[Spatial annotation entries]
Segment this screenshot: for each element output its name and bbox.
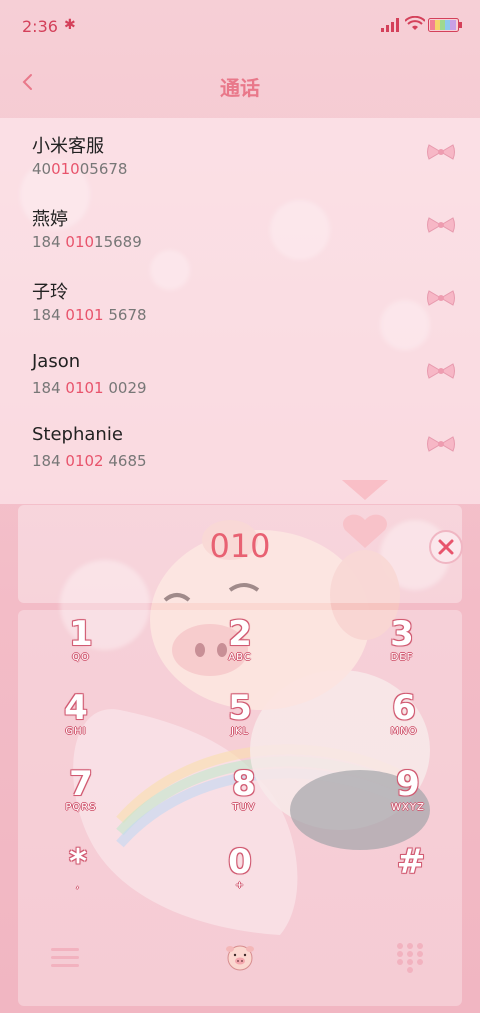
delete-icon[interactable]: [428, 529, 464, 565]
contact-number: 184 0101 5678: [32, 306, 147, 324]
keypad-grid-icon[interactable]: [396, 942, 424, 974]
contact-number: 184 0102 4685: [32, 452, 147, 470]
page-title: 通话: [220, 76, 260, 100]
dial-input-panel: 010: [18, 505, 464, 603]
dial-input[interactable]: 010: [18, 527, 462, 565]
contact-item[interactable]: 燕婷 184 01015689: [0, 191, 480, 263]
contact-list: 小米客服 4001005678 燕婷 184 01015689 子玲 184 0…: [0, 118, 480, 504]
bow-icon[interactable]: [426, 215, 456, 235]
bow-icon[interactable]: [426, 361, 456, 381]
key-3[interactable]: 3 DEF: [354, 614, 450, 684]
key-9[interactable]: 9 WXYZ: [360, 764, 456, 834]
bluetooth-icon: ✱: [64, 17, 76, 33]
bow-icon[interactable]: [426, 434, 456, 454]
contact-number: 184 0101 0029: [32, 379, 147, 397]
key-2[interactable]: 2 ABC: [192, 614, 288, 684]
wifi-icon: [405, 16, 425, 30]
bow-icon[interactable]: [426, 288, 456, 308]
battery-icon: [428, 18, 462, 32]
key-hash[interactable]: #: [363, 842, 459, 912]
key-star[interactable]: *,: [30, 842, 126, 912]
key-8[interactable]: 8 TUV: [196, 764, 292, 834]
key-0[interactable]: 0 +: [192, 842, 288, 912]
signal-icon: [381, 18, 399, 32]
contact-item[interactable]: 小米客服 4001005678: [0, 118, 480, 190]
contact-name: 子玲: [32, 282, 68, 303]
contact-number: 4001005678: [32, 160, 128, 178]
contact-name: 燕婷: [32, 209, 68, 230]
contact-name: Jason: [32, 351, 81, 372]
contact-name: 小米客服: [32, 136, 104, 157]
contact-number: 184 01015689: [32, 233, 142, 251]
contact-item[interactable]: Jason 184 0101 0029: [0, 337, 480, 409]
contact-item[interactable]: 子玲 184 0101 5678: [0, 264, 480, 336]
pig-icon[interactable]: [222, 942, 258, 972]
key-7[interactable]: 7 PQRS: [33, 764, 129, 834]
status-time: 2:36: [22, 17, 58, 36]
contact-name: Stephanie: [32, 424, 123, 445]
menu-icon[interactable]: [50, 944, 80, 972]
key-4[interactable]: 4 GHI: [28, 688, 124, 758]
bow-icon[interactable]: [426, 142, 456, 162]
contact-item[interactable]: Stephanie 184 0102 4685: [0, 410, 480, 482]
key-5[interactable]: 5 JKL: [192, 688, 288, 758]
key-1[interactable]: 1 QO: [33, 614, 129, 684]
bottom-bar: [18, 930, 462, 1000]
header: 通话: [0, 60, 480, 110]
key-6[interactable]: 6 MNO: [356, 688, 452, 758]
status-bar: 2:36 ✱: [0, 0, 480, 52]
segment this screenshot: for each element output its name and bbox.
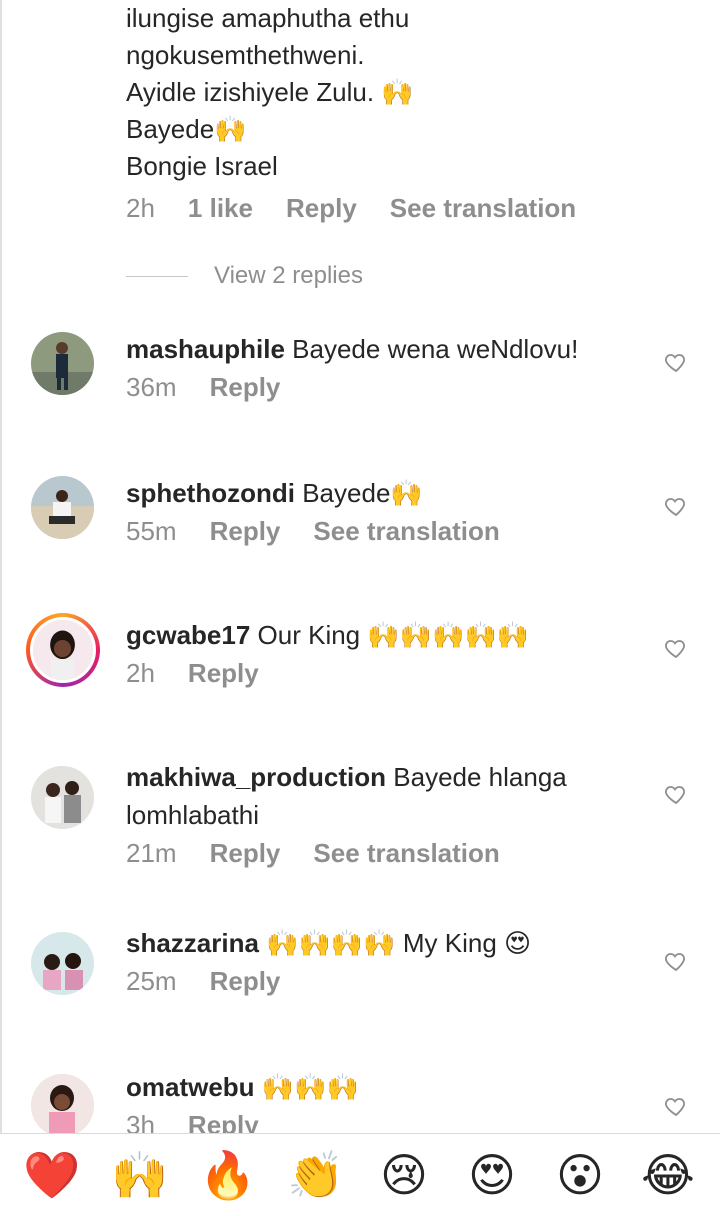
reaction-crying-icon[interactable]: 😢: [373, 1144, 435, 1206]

*Goal*.
Can you return, unchanged, the lines from the one containing "delete-icon[interactable]: [428, 529, 464, 565]" through the one containing "dial-input-panel: 010: [18, 505, 464, 603]" in the records above, including both?

*Task output*.
delete-icon[interactable]: [428, 529, 464, 565]
contact-number: 184 0101 5678: [32, 306, 147, 324]
keypad-grid-icon[interactable]: [396, 942, 424, 974]
contact-number: 184 0102 4685: [32, 452, 147, 470]
page-title: 通话: [220, 76, 260, 100]
dial-input-panel: 010: [18, 505, 464, 603]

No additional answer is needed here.